> STATED PROBLEM: Below is a listing. Gather each line of it that contains "detached".
---- STORED RECORDS
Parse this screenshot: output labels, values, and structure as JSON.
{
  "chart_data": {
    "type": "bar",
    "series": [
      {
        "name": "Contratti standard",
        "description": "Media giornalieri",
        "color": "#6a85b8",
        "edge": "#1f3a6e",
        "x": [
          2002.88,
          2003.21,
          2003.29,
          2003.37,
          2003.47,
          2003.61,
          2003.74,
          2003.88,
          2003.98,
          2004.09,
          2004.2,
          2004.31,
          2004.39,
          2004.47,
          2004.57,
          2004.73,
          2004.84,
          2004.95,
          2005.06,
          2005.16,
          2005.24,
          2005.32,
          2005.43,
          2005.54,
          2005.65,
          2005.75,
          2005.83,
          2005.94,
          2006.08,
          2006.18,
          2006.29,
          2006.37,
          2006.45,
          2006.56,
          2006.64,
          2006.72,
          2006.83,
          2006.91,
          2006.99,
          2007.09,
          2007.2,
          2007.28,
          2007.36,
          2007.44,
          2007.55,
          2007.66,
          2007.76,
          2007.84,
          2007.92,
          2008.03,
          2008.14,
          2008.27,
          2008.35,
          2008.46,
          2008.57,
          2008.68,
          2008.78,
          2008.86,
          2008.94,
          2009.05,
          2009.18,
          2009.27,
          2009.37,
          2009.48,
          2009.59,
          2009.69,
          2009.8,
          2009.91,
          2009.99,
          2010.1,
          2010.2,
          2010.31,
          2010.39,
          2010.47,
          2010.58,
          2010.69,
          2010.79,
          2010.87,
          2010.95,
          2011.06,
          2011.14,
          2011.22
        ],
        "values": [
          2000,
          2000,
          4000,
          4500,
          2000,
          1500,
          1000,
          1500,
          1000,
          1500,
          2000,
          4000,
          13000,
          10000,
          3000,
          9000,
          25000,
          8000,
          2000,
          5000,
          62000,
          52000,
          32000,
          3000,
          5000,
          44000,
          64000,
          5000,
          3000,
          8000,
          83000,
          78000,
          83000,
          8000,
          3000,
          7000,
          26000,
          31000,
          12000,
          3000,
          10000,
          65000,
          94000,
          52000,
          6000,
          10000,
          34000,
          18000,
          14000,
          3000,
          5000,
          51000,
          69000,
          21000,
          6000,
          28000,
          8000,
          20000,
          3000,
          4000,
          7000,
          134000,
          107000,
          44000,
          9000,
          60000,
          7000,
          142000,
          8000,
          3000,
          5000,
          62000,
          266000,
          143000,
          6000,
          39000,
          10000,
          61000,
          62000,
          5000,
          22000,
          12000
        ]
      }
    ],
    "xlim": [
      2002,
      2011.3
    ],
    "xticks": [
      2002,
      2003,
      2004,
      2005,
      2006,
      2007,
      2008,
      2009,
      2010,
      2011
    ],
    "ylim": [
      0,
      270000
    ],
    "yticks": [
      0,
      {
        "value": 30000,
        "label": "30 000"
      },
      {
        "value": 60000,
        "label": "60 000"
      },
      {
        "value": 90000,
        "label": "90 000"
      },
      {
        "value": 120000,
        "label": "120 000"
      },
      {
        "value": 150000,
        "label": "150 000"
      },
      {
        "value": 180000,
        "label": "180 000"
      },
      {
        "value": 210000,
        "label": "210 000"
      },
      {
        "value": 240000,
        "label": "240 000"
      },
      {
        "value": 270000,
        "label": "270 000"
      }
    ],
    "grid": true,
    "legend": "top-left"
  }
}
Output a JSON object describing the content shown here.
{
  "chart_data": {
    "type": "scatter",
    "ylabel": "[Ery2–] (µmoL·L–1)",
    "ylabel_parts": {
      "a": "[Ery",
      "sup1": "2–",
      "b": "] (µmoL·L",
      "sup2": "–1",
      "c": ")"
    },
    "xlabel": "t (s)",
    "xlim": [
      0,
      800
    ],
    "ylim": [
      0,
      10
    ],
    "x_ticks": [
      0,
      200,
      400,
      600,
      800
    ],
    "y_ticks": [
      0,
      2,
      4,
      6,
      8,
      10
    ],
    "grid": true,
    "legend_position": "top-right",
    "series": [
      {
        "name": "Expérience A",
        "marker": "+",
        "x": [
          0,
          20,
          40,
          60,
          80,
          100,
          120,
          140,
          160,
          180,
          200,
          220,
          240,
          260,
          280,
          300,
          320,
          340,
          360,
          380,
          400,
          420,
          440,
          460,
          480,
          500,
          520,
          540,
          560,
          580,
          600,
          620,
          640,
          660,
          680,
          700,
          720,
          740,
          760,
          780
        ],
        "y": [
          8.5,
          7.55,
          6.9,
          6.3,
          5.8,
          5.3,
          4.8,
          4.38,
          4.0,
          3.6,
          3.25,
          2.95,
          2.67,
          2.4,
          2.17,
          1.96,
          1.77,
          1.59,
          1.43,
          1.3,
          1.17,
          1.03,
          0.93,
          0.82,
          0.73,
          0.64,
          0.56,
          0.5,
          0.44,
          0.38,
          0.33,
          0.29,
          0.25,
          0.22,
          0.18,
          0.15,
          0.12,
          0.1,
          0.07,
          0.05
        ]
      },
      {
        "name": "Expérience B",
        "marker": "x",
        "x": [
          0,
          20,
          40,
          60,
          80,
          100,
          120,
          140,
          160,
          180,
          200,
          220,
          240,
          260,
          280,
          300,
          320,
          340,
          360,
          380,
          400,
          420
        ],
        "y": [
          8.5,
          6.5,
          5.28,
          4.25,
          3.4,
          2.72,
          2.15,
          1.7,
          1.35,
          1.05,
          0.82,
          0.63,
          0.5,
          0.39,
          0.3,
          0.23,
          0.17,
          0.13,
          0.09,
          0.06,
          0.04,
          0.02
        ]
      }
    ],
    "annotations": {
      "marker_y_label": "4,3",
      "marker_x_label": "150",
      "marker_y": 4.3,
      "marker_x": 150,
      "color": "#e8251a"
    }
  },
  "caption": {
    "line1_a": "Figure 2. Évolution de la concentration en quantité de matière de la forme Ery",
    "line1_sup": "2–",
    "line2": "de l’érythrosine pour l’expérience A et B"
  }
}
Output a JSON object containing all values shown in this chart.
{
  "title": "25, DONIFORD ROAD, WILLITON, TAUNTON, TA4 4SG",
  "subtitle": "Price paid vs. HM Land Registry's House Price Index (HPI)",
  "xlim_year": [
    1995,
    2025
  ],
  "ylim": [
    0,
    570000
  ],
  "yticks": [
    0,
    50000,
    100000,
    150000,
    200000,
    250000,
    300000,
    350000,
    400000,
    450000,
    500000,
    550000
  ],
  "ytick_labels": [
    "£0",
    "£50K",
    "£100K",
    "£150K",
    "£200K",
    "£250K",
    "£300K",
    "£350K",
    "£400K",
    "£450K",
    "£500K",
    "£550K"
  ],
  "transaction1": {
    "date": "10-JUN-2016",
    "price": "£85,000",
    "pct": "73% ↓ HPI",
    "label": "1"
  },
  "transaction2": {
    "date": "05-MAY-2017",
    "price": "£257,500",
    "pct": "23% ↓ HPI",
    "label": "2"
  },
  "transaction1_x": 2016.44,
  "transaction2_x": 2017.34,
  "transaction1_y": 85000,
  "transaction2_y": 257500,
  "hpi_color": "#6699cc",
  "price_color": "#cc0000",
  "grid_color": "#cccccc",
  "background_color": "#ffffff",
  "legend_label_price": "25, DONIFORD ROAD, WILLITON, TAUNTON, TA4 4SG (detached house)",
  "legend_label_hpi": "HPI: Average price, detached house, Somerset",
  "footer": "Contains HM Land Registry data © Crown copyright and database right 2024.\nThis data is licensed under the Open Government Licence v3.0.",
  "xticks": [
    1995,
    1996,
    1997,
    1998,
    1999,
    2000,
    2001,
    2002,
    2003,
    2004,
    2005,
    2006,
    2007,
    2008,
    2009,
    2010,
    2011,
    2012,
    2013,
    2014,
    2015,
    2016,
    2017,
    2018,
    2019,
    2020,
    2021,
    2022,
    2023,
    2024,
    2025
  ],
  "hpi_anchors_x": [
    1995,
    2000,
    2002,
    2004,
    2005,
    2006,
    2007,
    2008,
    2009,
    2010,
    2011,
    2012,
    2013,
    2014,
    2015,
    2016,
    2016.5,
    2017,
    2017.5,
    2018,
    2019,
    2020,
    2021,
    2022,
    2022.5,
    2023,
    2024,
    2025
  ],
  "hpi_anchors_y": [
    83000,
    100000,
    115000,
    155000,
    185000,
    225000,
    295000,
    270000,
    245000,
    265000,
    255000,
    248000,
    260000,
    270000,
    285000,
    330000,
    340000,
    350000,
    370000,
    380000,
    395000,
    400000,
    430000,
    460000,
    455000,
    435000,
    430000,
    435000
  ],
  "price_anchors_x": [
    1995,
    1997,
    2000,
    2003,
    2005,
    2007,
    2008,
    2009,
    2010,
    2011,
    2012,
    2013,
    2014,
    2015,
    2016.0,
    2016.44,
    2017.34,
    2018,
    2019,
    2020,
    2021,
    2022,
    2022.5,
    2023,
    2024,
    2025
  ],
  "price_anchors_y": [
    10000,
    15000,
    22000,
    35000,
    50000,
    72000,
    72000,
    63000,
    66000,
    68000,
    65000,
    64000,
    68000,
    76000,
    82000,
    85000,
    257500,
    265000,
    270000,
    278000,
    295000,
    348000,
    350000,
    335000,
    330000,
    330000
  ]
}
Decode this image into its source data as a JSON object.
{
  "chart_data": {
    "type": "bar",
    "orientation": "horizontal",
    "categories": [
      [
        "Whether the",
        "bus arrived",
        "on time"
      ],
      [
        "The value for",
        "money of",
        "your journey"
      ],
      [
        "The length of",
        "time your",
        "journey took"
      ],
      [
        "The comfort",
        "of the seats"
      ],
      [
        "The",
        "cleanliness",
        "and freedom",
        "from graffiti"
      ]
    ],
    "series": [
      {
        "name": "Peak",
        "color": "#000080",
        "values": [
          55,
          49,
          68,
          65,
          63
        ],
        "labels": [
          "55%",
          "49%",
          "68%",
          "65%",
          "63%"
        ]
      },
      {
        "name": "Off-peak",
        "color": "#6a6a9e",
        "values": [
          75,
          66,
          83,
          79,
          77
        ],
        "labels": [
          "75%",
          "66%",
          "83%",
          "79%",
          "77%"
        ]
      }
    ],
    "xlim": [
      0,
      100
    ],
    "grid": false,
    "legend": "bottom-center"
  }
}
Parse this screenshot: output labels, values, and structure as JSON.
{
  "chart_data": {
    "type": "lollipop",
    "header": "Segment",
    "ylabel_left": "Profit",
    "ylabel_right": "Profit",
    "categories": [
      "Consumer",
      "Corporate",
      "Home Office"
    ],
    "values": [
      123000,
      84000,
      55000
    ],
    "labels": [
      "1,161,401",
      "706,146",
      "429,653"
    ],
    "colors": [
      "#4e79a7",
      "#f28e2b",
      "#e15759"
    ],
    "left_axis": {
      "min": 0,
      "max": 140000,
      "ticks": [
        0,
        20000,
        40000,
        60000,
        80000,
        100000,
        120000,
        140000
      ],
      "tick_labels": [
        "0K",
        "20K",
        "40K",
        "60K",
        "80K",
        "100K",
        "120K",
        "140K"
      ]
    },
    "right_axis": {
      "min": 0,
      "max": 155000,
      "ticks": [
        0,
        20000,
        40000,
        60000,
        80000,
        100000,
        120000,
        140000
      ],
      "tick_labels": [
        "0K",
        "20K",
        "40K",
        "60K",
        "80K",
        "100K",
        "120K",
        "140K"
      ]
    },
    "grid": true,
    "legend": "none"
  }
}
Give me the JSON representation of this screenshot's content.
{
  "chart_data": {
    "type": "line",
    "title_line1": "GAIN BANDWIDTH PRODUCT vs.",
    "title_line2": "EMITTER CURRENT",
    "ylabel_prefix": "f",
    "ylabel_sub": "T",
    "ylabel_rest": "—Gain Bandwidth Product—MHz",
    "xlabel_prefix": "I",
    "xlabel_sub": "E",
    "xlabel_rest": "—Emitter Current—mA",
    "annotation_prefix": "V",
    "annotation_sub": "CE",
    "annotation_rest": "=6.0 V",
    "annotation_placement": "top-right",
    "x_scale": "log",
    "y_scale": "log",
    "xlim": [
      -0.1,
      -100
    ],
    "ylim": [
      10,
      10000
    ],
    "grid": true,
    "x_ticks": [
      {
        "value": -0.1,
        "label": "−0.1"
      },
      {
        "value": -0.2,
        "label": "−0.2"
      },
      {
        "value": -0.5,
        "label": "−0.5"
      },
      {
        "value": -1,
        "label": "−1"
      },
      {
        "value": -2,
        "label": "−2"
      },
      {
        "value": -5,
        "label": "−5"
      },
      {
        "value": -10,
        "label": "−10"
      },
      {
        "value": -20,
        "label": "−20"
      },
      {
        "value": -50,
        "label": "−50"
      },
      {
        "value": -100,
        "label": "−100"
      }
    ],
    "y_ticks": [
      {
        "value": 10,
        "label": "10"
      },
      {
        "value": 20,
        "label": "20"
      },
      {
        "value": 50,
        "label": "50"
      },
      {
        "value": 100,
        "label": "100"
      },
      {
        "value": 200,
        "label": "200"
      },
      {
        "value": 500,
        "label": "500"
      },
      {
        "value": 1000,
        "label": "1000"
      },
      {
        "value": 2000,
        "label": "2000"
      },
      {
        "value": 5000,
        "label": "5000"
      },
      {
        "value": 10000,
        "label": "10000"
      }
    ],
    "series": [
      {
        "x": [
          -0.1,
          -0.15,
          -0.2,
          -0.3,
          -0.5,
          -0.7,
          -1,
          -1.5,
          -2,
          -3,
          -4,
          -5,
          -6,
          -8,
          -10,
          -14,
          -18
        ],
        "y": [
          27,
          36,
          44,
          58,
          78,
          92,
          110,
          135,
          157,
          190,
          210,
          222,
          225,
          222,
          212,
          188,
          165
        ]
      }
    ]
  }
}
--------
> OUTPUT OF THE EXERCISE:
  "legend_label_price": "25, DONIFORD ROAD, WILLITON, TAUNTON, TA4 4SG (detached house)",
  "legend_label_hpi": "HPI: Average price, detached house, Somerset",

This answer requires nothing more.